* START Task input *
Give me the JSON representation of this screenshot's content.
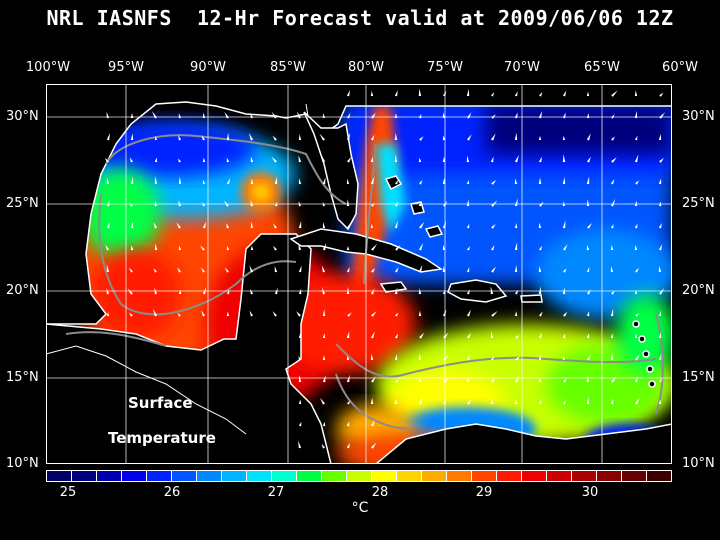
{
  "title": "NRL IASNFS  12-Hr Forecast valid at 2009/06/06 12Z",
  "longitude_labels": [
    "100°W",
    "95°W",
    "90°W",
    "85°W",
    "80°W",
    "75°W",
    "70°W",
    "65°W",
    "60°W"
  ],
  "latitude_labels": [
    "30°N",
    "25°N",
    "20°N",
    "15°N",
    "10°N"
  ],
  "map_annotation": {
    "line1": "Surface",
    "line2": "Temperature"
  },
  "colorbar": {
    "tick_labels": [
      "25",
      "26",
      "27",
      "28",
      "29",
      "30"
    ],
    "unit": "°C",
    "colors": [
      "#000066",
      "#00007d",
      "#0000b0",
      "#0000e6",
      "#0022ff",
      "#0055ff",
      "#0088ff",
      "#00b4ff",
      "#00e0ff",
      "#00ffcc",
      "#00ff44",
      "#66ff00",
      "#c8ff00",
      "#ffff00",
      "#ffd400",
      "#ffaa00",
      "#ff7b00",
      "#ff4400",
      "#ff1a00",
      "#ee0000",
      "#cc0000",
      "#aa0000",
      "#880000",
      "#660000",
      "#3d0000"
    ]
  },
  "colors": {
    "background": "#000000",
    "land": "#000000",
    "coastline": "#ffffff",
    "gridline": "#ffffff",
    "bathymetry_contour": "#8c8c8c",
    "wind_vectors": "#ffffff"
  }
}
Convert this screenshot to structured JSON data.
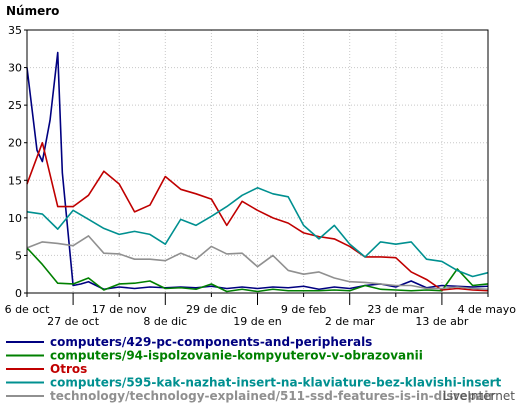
{
  "chart_data": {
    "type": "line",
    "title": "",
    "ylabel": "Número",
    "xlabel": "",
    "ylim": [
      0,
      35
    ],
    "yticks": [
      "0",
      "5",
      "10",
      "15",
      "20",
      "25",
      "30",
      "35"
    ],
    "grid": true,
    "legend_position": "bottom",
    "watermark": "LiveInternet",
    "x_tick_labels": [
      {
        "label": "6 de oct",
        "i": 0,
        "row": 0
      },
      {
        "label": "27 de oct",
        "i": 3,
        "row": 1
      },
      {
        "label": "17 de nov",
        "i": 6,
        "row": 0
      },
      {
        "label": "8 de dic",
        "i": 9,
        "row": 1
      },
      {
        "label": "29 de dic",
        "i": 12,
        "row": 0
      },
      {
        "label": "19 de en",
        "i": 15,
        "row": 1
      },
      {
        "label": "9 de feb",
        "i": 18,
        "row": 0
      },
      {
        "label": "2 de mar",
        "i": 21,
        "row": 1
      },
      {
        "label": "23 de mar",
        "i": 24,
        "row": 0
      },
      {
        "label": "13 de abr",
        "i": 27,
        "row": 1
      },
      {
        "label": "4 de mayo",
        "i": 30,
        "row": 0
      }
    ],
    "series": [
      {
        "name": "computers/429-pc-components-and-peripherals",
        "color": "#000080",
        "points": [
          [
            0,
            30
          ],
          [
            0.65,
            19
          ],
          [
            1,
            17.5
          ],
          [
            1.5,
            23
          ],
          [
            2,
            32
          ],
          [
            2.3,
            16
          ],
          [
            3,
            1
          ],
          [
            3.5,
            1.2
          ],
          [
            4,
            1.5
          ],
          [
            5,
            0.5
          ],
          [
            6,
            0.8
          ],
          [
            7,
            0.6
          ],
          [
            8,
            0.8
          ],
          [
            9,
            0.7
          ],
          [
            10,
            0.8
          ],
          [
            11,
            0.7
          ],
          [
            12,
            0.9
          ],
          [
            13,
            0.6
          ],
          [
            14,
            0.8
          ],
          [
            15,
            0.6
          ],
          [
            16,
            0.8
          ],
          [
            17,
            0.7
          ],
          [
            18,
            0.9
          ],
          [
            19,
            0.5
          ],
          [
            20,
            0.8
          ],
          [
            21,
            0.6
          ],
          [
            22,
            1
          ],
          [
            23,
            1.2
          ],
          [
            24,
            0.8
          ],
          [
            25,
            1.6
          ],
          [
            26,
            0.7
          ],
          [
            27,
            1
          ],
          [
            28,
            0.9
          ],
          [
            29,
            0.8
          ],
          [
            30,
            0.9
          ]
        ]
      },
      {
        "name": "computers/94-ispolzovanie-kompyuterov-v-obrazovanii",
        "color": "#008000",
        "points": [
          [
            0,
            6
          ],
          [
            1,
            3.8
          ],
          [
            2,
            1.3
          ],
          [
            3,
            1.2
          ],
          [
            4,
            2
          ],
          [
            5,
            0.4
          ],
          [
            6,
            1.2
          ],
          [
            7,
            1.3
          ],
          [
            8,
            1.6
          ],
          [
            9,
            0.6
          ],
          [
            10,
            0.7
          ],
          [
            11,
            0.5
          ],
          [
            12,
            1.2
          ],
          [
            13,
            0.2
          ],
          [
            14,
            0.5
          ],
          [
            15,
            0.2
          ],
          [
            16,
            0.5
          ],
          [
            17,
            0.3
          ],
          [
            18,
            0.3
          ],
          [
            19,
            0.3
          ],
          [
            20,
            0.4
          ],
          [
            21,
            0.3
          ],
          [
            22,
            1
          ],
          [
            23,
            0.5
          ],
          [
            24,
            0.4
          ],
          [
            25,
            0.3
          ],
          [
            26,
            0.4
          ],
          [
            27,
            0.3
          ],
          [
            28,
            3.2
          ],
          [
            29,
            1
          ],
          [
            30,
            1.2
          ]
        ]
      },
      {
        "name": "Otros",
        "color": "#c00000",
        "points": [
          [
            0,
            14.5
          ],
          [
            1,
            20
          ],
          [
            2,
            11.5
          ],
          [
            3,
            11.5
          ],
          [
            4,
            13
          ],
          [
            5,
            16.2
          ],
          [
            6,
            14.5
          ],
          [
            7,
            10.8
          ],
          [
            8,
            11.7
          ],
          [
            9,
            15.5
          ],
          [
            10,
            13.8
          ],
          [
            11,
            13.2
          ],
          [
            12,
            12.5
          ],
          [
            13,
            9
          ],
          [
            14,
            12.2
          ],
          [
            15,
            11
          ],
          [
            16,
            10
          ],
          [
            17,
            9.3
          ],
          [
            18,
            8
          ],
          [
            19,
            7.5
          ],
          [
            20,
            7.2
          ],
          [
            21,
            6.2
          ],
          [
            22,
            4.8
          ],
          [
            23,
            4.8
          ],
          [
            24,
            4.7
          ],
          [
            25,
            2.8
          ],
          [
            26,
            1.8
          ],
          [
            27,
            0.4
          ],
          [
            28,
            0.6
          ],
          [
            29,
            0.4
          ],
          [
            30,
            0.3
          ]
        ]
      },
      {
        "name": "computers/595-kak-nazhat-insert-na-klaviature-bez-klavishi-insert",
        "color": "#009090",
        "points": [
          [
            0,
            10.8
          ],
          [
            1,
            10.5
          ],
          [
            2,
            8.5
          ],
          [
            3,
            11
          ],
          [
            4,
            9.8
          ],
          [
            5,
            8.6
          ],
          [
            6,
            7.8
          ],
          [
            7,
            8.2
          ],
          [
            8,
            7.8
          ],
          [
            9,
            6.5
          ],
          [
            10,
            9.8
          ],
          [
            11,
            9
          ],
          [
            12,
            10.2
          ],
          [
            13,
            11.5
          ],
          [
            14,
            13
          ],
          [
            15,
            14
          ],
          [
            16,
            13.2
          ],
          [
            17,
            12.8
          ],
          [
            18,
            9
          ],
          [
            19,
            7.2
          ],
          [
            20,
            9
          ],
          [
            21,
            6.5
          ],
          [
            22,
            4.8
          ],
          [
            23,
            6.8
          ],
          [
            24,
            6.5
          ],
          [
            25,
            6.8
          ],
          [
            26,
            4.5
          ],
          [
            27,
            4.2
          ],
          [
            28,
            3
          ],
          [
            29,
            2.2
          ],
          [
            30,
            2.7
          ]
        ]
      },
      {
        "name": "technology/technology-explained/511-ssd-features-is-in-disrepair",
        "color": "#909090",
        "points": [
          [
            0,
            6
          ],
          [
            1,
            6.8
          ],
          [
            2,
            6.6
          ],
          [
            3,
            6.3
          ],
          [
            4,
            7.6
          ],
          [
            5,
            5.3
          ],
          [
            6,
            5.2
          ],
          [
            7,
            4.5
          ],
          [
            8,
            4.5
          ],
          [
            9,
            4.3
          ],
          [
            10,
            5.3
          ],
          [
            11,
            4.5
          ],
          [
            12,
            6.2
          ],
          [
            13,
            5.2
          ],
          [
            14,
            5.3
          ],
          [
            15,
            3.5
          ],
          [
            16,
            5
          ],
          [
            17,
            3
          ],
          [
            18,
            2.5
          ],
          [
            19,
            2.8
          ],
          [
            20,
            2
          ],
          [
            21,
            1.5
          ],
          [
            22,
            1.4
          ],
          [
            23,
            1.2
          ],
          [
            24,
            1
          ],
          [
            25,
            1
          ],
          [
            26,
            0.6
          ],
          [
            27,
            0.6
          ],
          [
            28,
            0.8
          ],
          [
            29,
            0.6
          ],
          [
            30,
            0.5
          ]
        ]
      }
    ]
  }
}
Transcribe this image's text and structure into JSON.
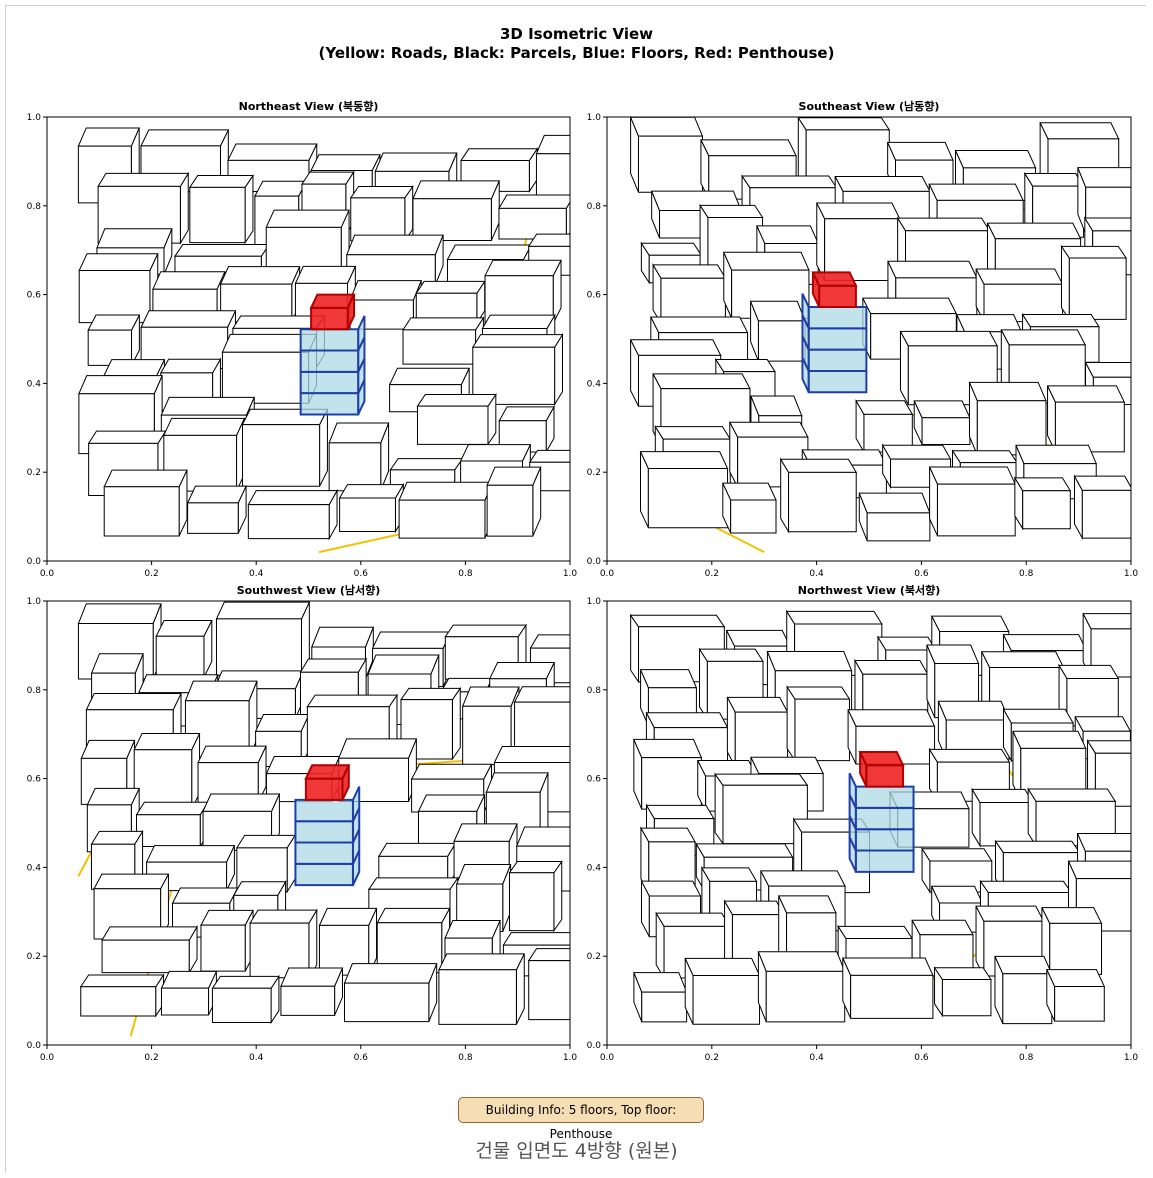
* END Task input *
● Task prompt
Tally up the lines of the listing containing the word "screenshot". Give only the total.

● Final result
2